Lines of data
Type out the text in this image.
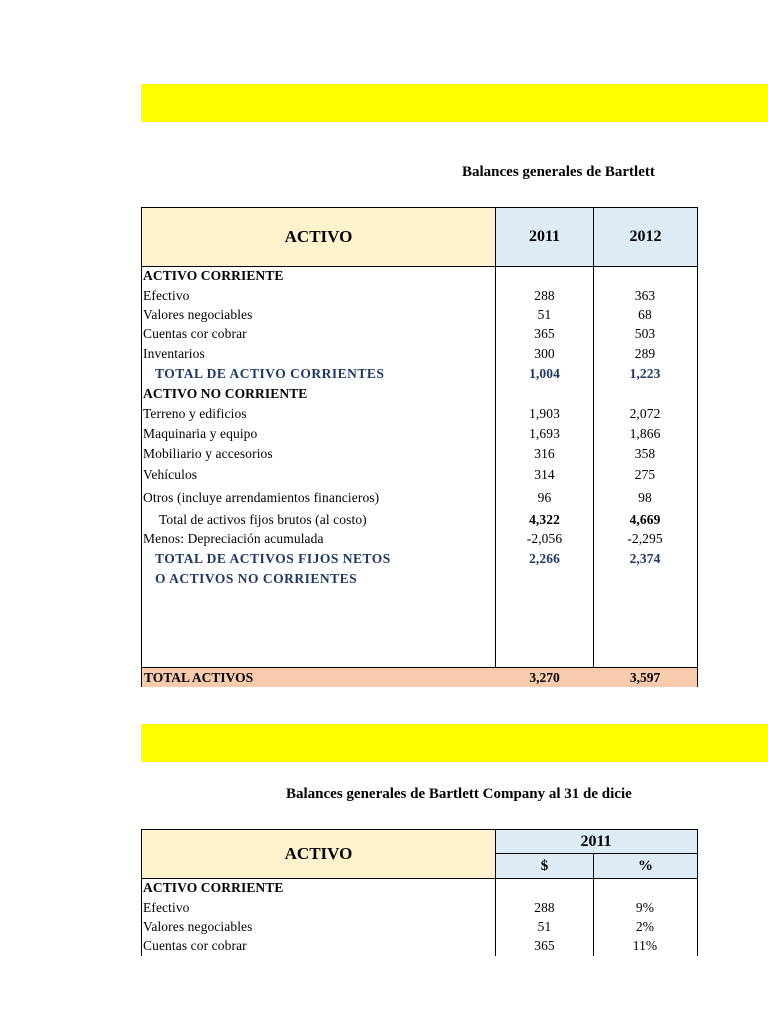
Balances generales de Bartlett
ACTIVO	2011	2012
ACTIVO CORRIENTE
Efectivo	288	363
Valores negociables	51	68
Cuentas cor cobrar	365	503
Inventarios	300	289
TOTAL DE ACTIVO CORRIENTES	1,004	1,223
ACTIVO NO CORRIENTE
Terreno y edificios	1,903	2,072
Maquinaria y equipo	1,693	1,866
Mobiliario y accesorios	316	358
Vehículos	314	275
Otros (incluye arrendamientos financieros)	96	98
Total de activos fijos brutos (al costo)	4,322	4,669
Menos: Depreciación acumulada	-2,056	-2,295
TOTAL DE ACTIVOS FIJOS NETOS	2,266	2,374
O ACTIVOS NO CORRIENTES
TOTAL ACTIVOS	3,270	3,597
Balances generales de Bartlett Company al 31 de dicie
ACTIVO
2011
$	%
ACTIVO CORRIENTE
Efectivo	288	9%
Valores negociables	51	2%
Cuentas cor cobrar	365	11%
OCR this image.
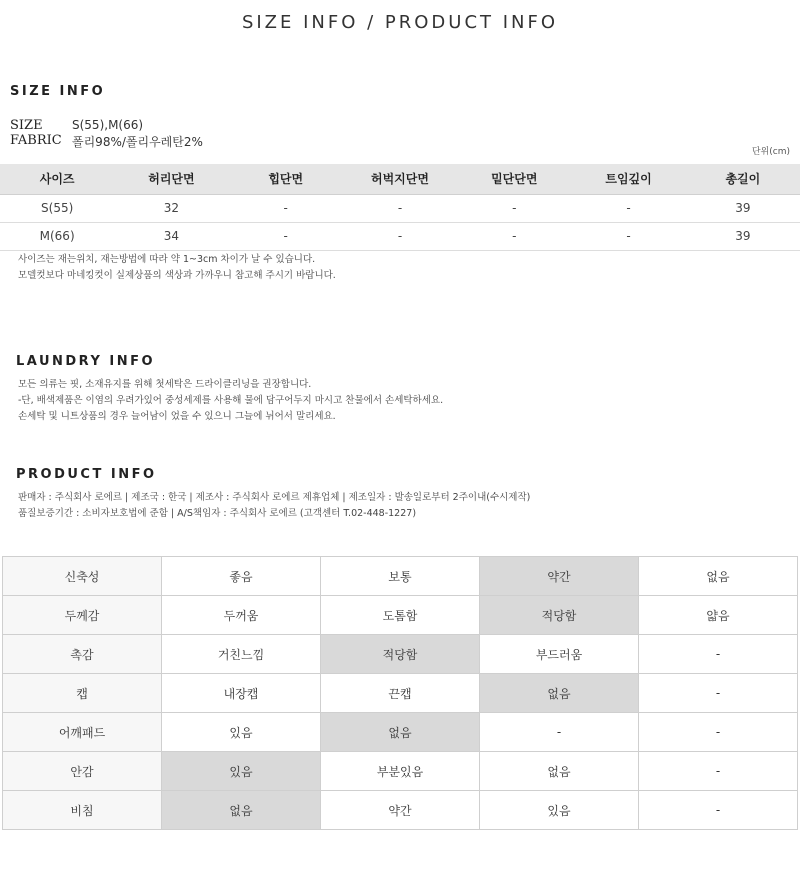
SIZE INFO / PRODUCT INFO
SIZE INFO
SIZE	S(55),M(66)
FABRIC 폴리98%/폴리우레탄2%
단위(cm)
사이즈	허리단면	힙단면	허벅지단면	밑단단면	트임깊이	총길이
S(55)	32	-	-	-	-	39
M(66)	34	-	-	-	-	39
사이즈는 재는위치, 재는방법에 따라 약 1~3cm 차이가 날 수 있습니다.
모델컷보다 마네킹컷이 실제상품의 색상과 가까우니 참고해 주시기 바랍니다.
LAUNDRY INFO
모든 의류는 핏, 소재유지를 위해 첫세탁은 드라이클리닝을 권장합니다.
-단, 배색제품은 이염의 우려가있어 중성세제를 사용해 물에 담구어두지 마시고 찬물에서 손세탁하세요.
손세탁 및 니트상품의 경우 늘어남이 었을 수 있으니 그늘에 뉘어서 말리세요.
PRODUCT INFO
판매자 : 주식회사 로에르 | 제조국 : 한국 | 제조사 : 주식회사 로에르 제휴업체 | 제조일자 : 발송일로부터 2주이내(수시제작)
품질보증기간 : 소비자보호법에 준함 | A/S책임자 : 주식회사 로에르 (고객센터 T.02-448-1227)
신축성	좋음	보통	약간	없음
두께감	두꺼움	도톰함	적당함	얇음
촉감	거친느낌	적당함	부드러움	-
캡	내장캡	끈캡	없음	-
어깨패드	있음	없음	-	-
안감	있음	부분있음	없음	-
비침	없음	약간	있음	-
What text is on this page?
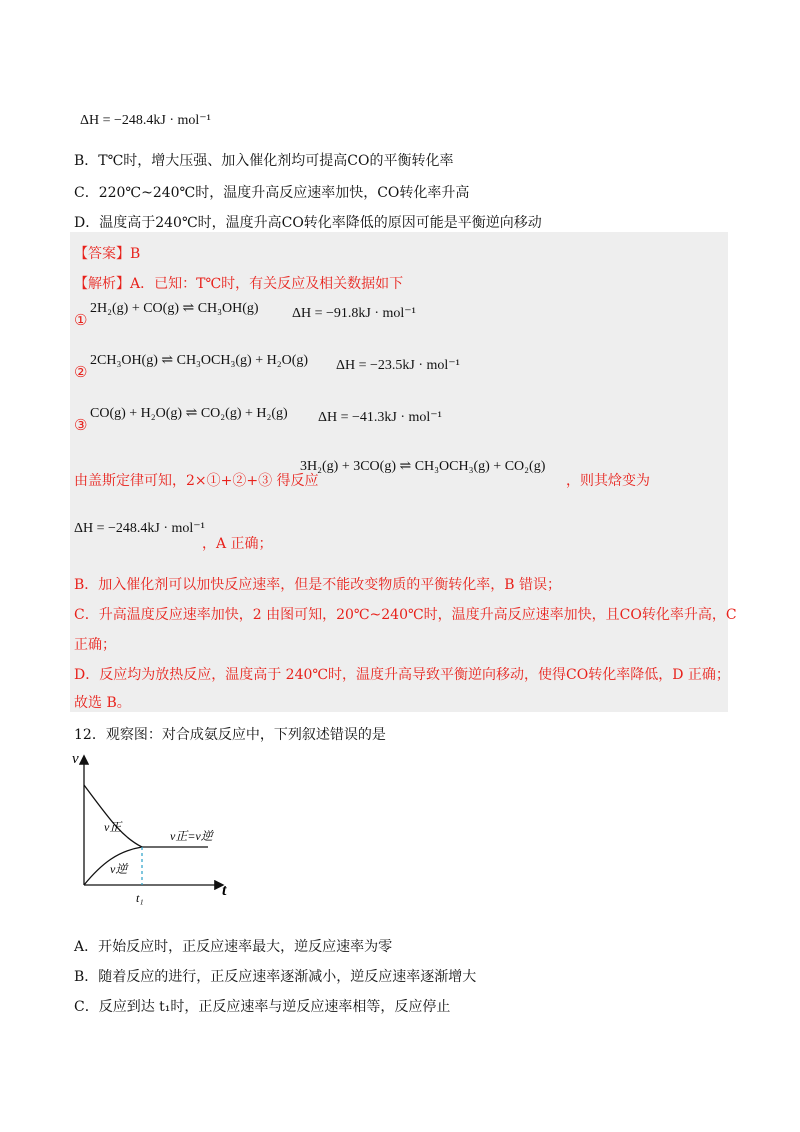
ΔH = −248.4kJ · mol⁻¹
B．T℃时，增大压强、加入催化剂均可提高CO的平衡转化率
C．220℃~240℃时，温度升高反应速率加快，CO转化率升高
D．温度高于240℃时，温度升高CO转化率降低的原因可能是平衡逆向移动
【答案】B
【解析】A．已知：T℃时，有关反应及相关数据如下
①
2H₂(g) + CO(g) ⇌ CH₃OH(g) ΔH = −91.8kJ · mol⁻¹
②
2CH₃OH(g) ⇌ CH₃OCH₃(g) + H₂O(g) ΔH = −23.5kJ · mol⁻¹
③
CO(g) + H₂O(g) ⇌ CO₂(g) + H₂(g) ΔH = −41.3kJ · mol⁻¹
由盖斯定律可知，2×①+②+③ 得反应
3H₂(g) + 3CO(g) ⇌ CH₃OCH₃(g) + CO₂(g)
，则其焓变为
ΔH = −248.4kJ · mol⁻¹
，A 正确；
B．加入催化剂可以加快反应速率，但是不能改变物质的平衡转化率，B 错误；
C．升高温度反应速率加快，2 由图可知，20℃~240℃时，温度升高反应速率加快，且CO转化率升高，C
正确；
D．反应均为放热反应，温度高于 240℃时，温度升高导致平衡逆向移动，使得CO转化率降低，D 正确；
故选 B。
12．观察图：对合成氨反应中，下列叙述错误的是
v
t
t₁
v正
v逆
v正=v逆
A．开始反应时，正反应速率最大，逆反应速率为零
B．随着反应的进行，正反应速率逐渐减小，逆反应速率逐渐增大
C．反应到达 t₁时，正反应速率与逆反应速率相等，反应停止
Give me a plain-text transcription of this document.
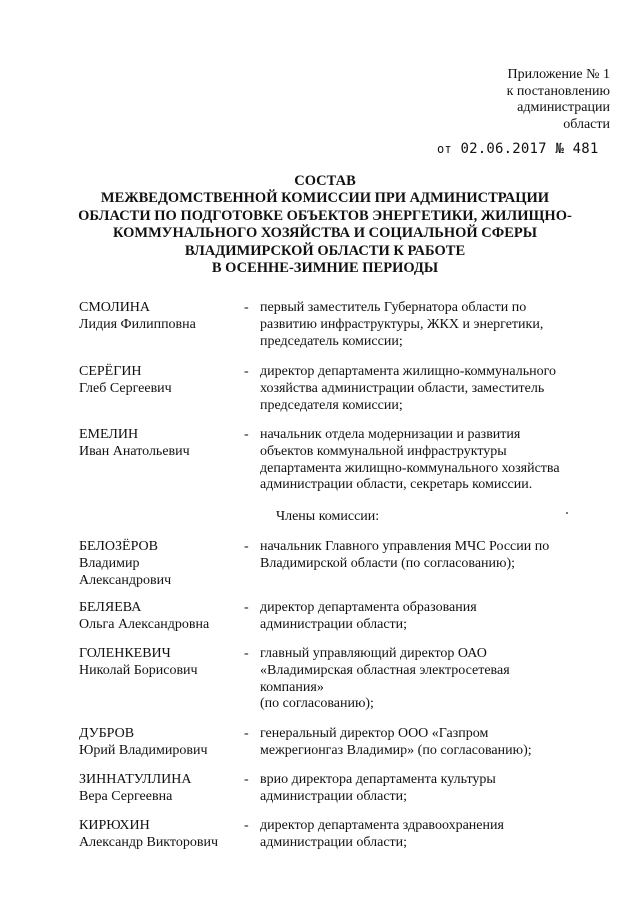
Приложение № 1
к постановлению
администрации
области
от 02.06.2017 № 481
СОСТАВ
МЕЖВЕДОМСТВЕННОЙ КОМИССИИ ПРИ АДМИНИСТРАЦИИ
ОБЛАСТИ ПО ПОДГОТОВКЕ ОБЪЕКТОВ ЭНЕРГЕТИКИ, ЖИЛИЩНО-
КОММУНАЛЬНОГО ХОЗЯЙСТВА И СОЦИАЛЬНОЙ СФЕРЫ
ВЛАДИМИРСКОЙ ОБЛАСТИ К РАБОТЕ
В ОСЕННЕ-ЗИМНИЕ ПЕРИОДЫ
СМОЛИНА
Лидия Филипповна
- первый заместитель Губернатора области по
развитию инфраструктуры, ЖКХ и энергетики,
председатель комиссии;
СЕРЁГИН
Глеб Сергеевич
- директор департамента жилищно-коммунального
хозяйства администрации области, заместитель
председателя комиссии;
ЕМЕЛИН
Иван Анатольевич
- начальник отдела модернизации и развития
объектов коммунальной инфраструктуры
департамента жилищно-коммунального хозяйства
администрации области, секретарь комиссии.
Члены комиссии:
БЕЛОЗЁРОВ
Владимир
Александрович
- начальник Главного управления МЧС России по
Владимирской области (по согласованию);
БЕЛЯЕВА
Ольга Александровна
- директор департамента образования
администрации области;
ГОЛЕНКЕВИЧ
Николай Борисович
- главный управляющий директор ОАО
«Владимирская областная электросетевая
компания»
(по согласованию);
ДУБРОВ
Юрий Владимирович
- генеральный директор ООО «Газпром
межрегионгаз Владимир» (по согласованию);
ЗИННАТУЛЛИНА
Вера Сергеевна
- врио директора департамента культуры
администрации области;
КИРЮХИН
Александр Викторович
- директор департамента здравоохранения
администрации области;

• _REQUIRED WORK_
Give the material again exactly as it is, but keep the pictures out.

• _EXPECTED ANSWER_
Type out the text in this image.
Balances generales de Bartlett
ACTIVO	2011	2012
ACTIVO CORRIENTE
Efectivo	288	363
Valores negociables	51	68
Cuentas cor cobrar	365	503
Inventarios	300	289
TOTAL DE ACTIVO CORRIENTES	1,004	1,223
ACTIVO NO CORRIENTE
Terreno y edificios	1,903	2,072
Maquinaria y equipo	1,693	1,866
Mobiliario y accesorios	316	358
Vehículos	314	275
Otros (incluye arrendamientos financieros)	96	98
Total de activos fijos brutos (al costo)	4,322	4,669
Menos: Depreciación acumulada	-2,056	-2,295
TOTAL DE ACTIVOS FIJOS NETOS	2,266	2,374
O ACTIVOS NO CORRIENTES
TOTAL ACTIVOS	3,270	3,597
Balances generales de Bartlett Company al 31 de dicie
ACTIVO
2011
$	%
ACTIVO CORRIENTE
Efectivo	288	9%
Valores negociables	51	2%
Cuentas cor cobrar	365	11%
OCR this image.
SIZE INFO / PRODUCT INFO
SIZE INFO
SIZE	S(55),M(66)
FABRIC 폴리98%/폴리우레탄2%
단위(cm)
사이즈	허리단면	힙단면	허벅지단면	밑단단면	트임깊이	총길이
S(55)	32	-	-	-	-	39
M(66)	34	-	-	-	-	39
사이즈는 재는위치, 재는방법에 따라 약 1~3cm 차이가 날 수 있습니다.
모델컷보다 마네킹컷이 실제상품의 색상과 가까우니 참고해 주시기 바랍니다.
LAUNDRY INFO
모든 의류는 핏, 소재유지를 위해 첫세탁은 드라이클리닝을 권장합니다.
-단, 배색제품은 이염의 우려가있어 중성세제를 사용해 물에 담구어두지 마시고 찬물에서 손세탁하세요.
손세탁 및 니트상품의 경우 늘어남이 었을 수 있으니 그늘에 뉘어서 말리세요.
PRODUCT INFO
판매자 : 주식회사 로에르 | 제조국 : 한국 | 제조사 : 주식회사 로에르 제휴업체 | 제조일자 : 발송일로부터 2주이내(수시제작)
품질보증기간 : 소비자보호법에 준함 | A/S책임자 : 주식회사 로에르 (고객센터 T.02-448-1227)
신축성	좋음	보통	약간	없음
두께감	두꺼움	도톰함	적당함	얇음
촉감	거친느낌	적당함	부드러움	-
캡	내장캡	끈캡	없음	-
어깨패드	있음	없음	-	-
안감	있음	부분있음	없음	-
비침	없음	약간	있음	-
What text is on this page?
ΔH = −248.4kJ · mol⁻¹
B．T℃时，增大压强、加入催化剂均可提高CO的平衡转化率
C．220℃~240℃时，温度升高反应速率加快，CO转化率升高
D．温度高于240℃时，温度升高CO转化率降低的原因可能是平衡逆向移动
【答案】B
【解析】A．已知：T℃时，有关反应及相关数据如下
①
2H₂(g) + CO(g) ⇌ CH₃OH(g) ΔH = −91.8kJ · mol⁻¹
②
2CH₃OH(g) ⇌ CH₃OCH₃(g) + H₂O(g) ΔH = −23.5kJ · mol⁻¹
③
CO(g) + H₂O(g) ⇌ CO₂(g) + H₂(g) ΔH = −41.3kJ · mol⁻¹
由盖斯定律可知，2×①+②+③ 得反应
3H₂(g) + 3CO(g) ⇌ CH₃OCH₃(g) + CO₂(g)
，则其焓变为
ΔH = −248.4kJ · mol⁻¹
，A 正确；
B．加入催化剂可以加快反应速率，但是不能改变物质的平衡转化率，B 错误；
C．升高温度反应速率加快，2 由图可知，20℃~240℃时，温度升高反应速率加快，且CO转化率升高，C
正确；
D．反应均为放热反应，温度高于 240℃时，温度升高导致平衡逆向移动，使得CO转化率降低，D 正确；
故选 B。
12．观察图：对合成氨反应中，下列叙述错误的是
v
t
t₁
v正
v逆
v正=v逆
A．开始反应时，正反应速率最大，逆反应速率为零
B．随着反应的进行，正反应速率逐渐减小，逆反应速率逐渐增大
C．反应到达 t₁时，正反应速率与逆反应速率相等，反应停止
Give me a plain-text transcription of this document.
Приложение № 1
к постановлению
администрации
области
от 02.06.2017 № 481
СОСТАВ
МЕЖВЕДОМСТВЕННОЙ КОМИССИИ ПРИ АДМИНИСТРАЦИИ
ОБЛАСТИ ПО ПОДГОТОВКЕ ОБЪЕКТОВ ЭНЕРГЕТИКИ, ЖИЛИЩНО-
КОММУНАЛЬНОГО ХОЗЯЙСТВА И СОЦИАЛЬНОЙ СФЕРЫ
ВЛАДИМИРСКОЙ ОБЛАСТИ К РАБОТЕ
В ОСЕННЕ-ЗИМНИЕ ПЕРИОДЫ
СМОЛИНА
Лидия Филипповна
- первый заместитель Губернатора области по
развитию инфраструктуры, ЖКХ и энергетики,
председатель комиссии;
СЕРЁГИН
Глеб Сергеевич
- директор департамента жилищно-коммунального
хозяйства администрации области, заместитель
председателя комиссии;
ЕМЕЛИН
Иван Анатольевич
- начальник отдела модернизации и развития
объектов коммунальной инфраструктуры
департамента жилищно-коммунального хозяйства
администрации области, секретарь комиссии.
Члены комиссии:
БЕЛОЗЁРОВ
Владимир
Александрович
- начальник Главного управления МЧС России по
Владимирской области (по согласованию);
БЕЛЯЕВА
Ольга Александровна
- директор департамента образования
администрации области;
ГОЛЕНКЕВИЧ
Николай Борисович
- главный управляющий директор ОАО
«Владимирская областная электросетевая
компания»
(по согласованию);
ДУБРОВ
Юрий Владимирович
- генеральный директор ООО «Газпром
межрегионгаз Владимир» (по согласованию);
ЗИННАТУЛЛИНА
Вера Сергеевна
- врио директора департамента культуры
администрации области;
КИРЮХИН
Александр Викторович
- директор департамента здравоохранения
администрации области;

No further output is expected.